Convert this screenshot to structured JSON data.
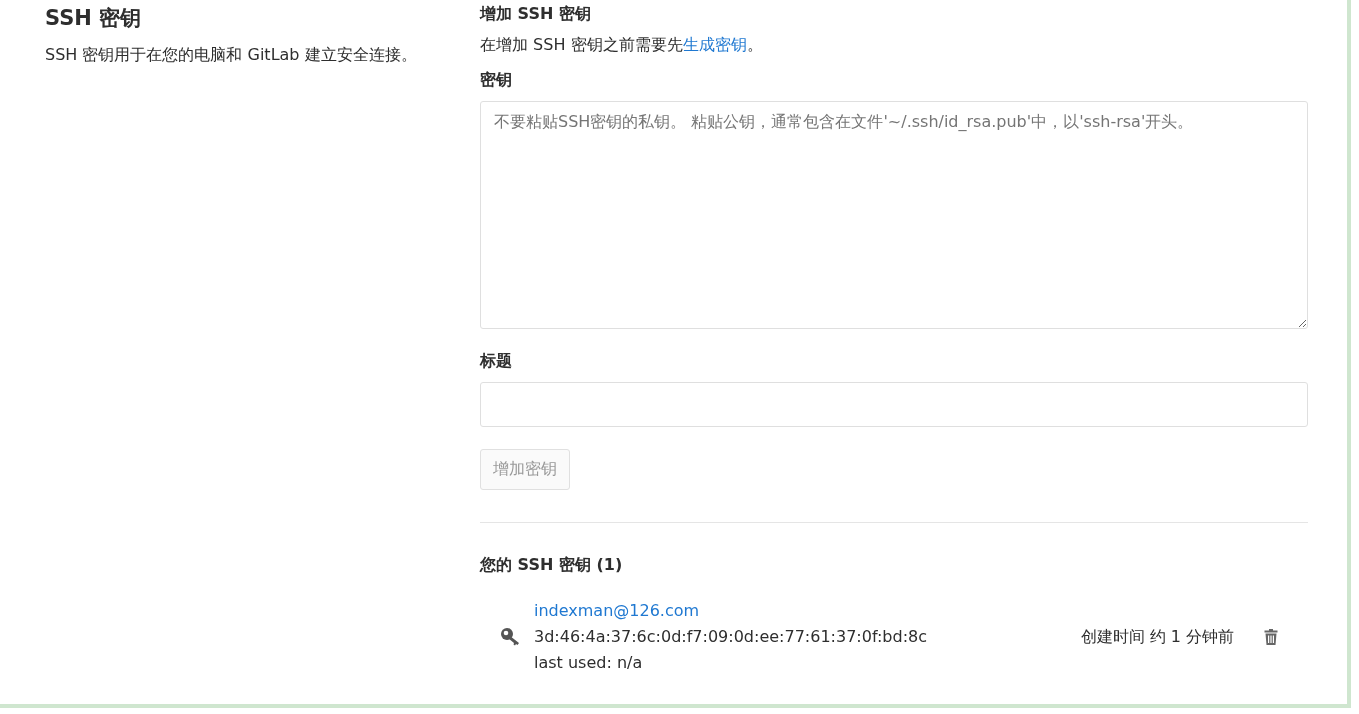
{
  "intro": {
    "title": "SSH 密钥",
    "description": "SSH 密钥用于在您的电脑和 GitLab 建立安全连接。"
  },
  "add_form": {
    "title": "增加 SSH 密钥",
    "notice": "在增加 SSH 密钥之前需要先",
    "notice_link": "生成密钥",
    "notice_end": "。",
    "key_field": {
      "label": "密钥",
      "placeholder": "不要粘贴SSH密钥的私钥。 粘贴公钥，通常包含在文件'~/.ssh/id_rsa.pub'中，以'ssh-rsa'开头。"
    },
    "title_field": {
      "label": "标题"
    },
    "submit": {
      "label": "增加密钥",
      "disabled": true
    }
  },
  "keys_list": {
    "title": "您的 SSH 密钥 (1)",
    "keys": [
      {
        "name": "indexman@126.com",
        "fingerprint": "3d:46:4a:37:6c:0d:f7:09:0d:ee:77:61:37:0f:bd:8c",
        "last_used": "last used: n/a",
        "created": "创建时间 约 1 分钟前"
      }
    ]
  }
}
------------------------------------------------------------
Direction:
Go through the listing above and quote it exactly, apart from its images.

Written answer:
Convert this screenshot to structured JSON data.
{
  "intro": {
    "title": "SSH 密钥",
    "description": "SSH 密钥用于在您的电脑和 GitLab 建立安全连接。"
  },
  "add_form": {
    "title": "增加 SSH 密钥",
    "notice": "在增加 SSH 密钥之前需要先",
    "notice_link": "生成密钥",
    "notice_end": "。",
    "key_field": {
      "label": "密钥",
      "placeholder": "不要粘贴SSH密钥的私钥。 粘贴公钥，通常包含在文件'~/.ssh/id_rsa.pub'中，以'ssh-rsa'开头。"
    },
    "title_field": {
      "label": "标题"
    },
    "submit": {
      "label": "增加密钥",
      "disabled": true
    }
  },
  "keys_list": {
    "title": "您的 SSH 密钥 (1)",
    "keys": [
      {
        "name": "indexman@126.com",
        "fingerprint": "3d:46:4a:37:6c:0d:f7:09:0d:ee:77:61:37:0f:bd:8c",
        "last_used": "last used: n/a",
        "created": "创建时间 约 1 分钟前"
      }
    ]
  }
}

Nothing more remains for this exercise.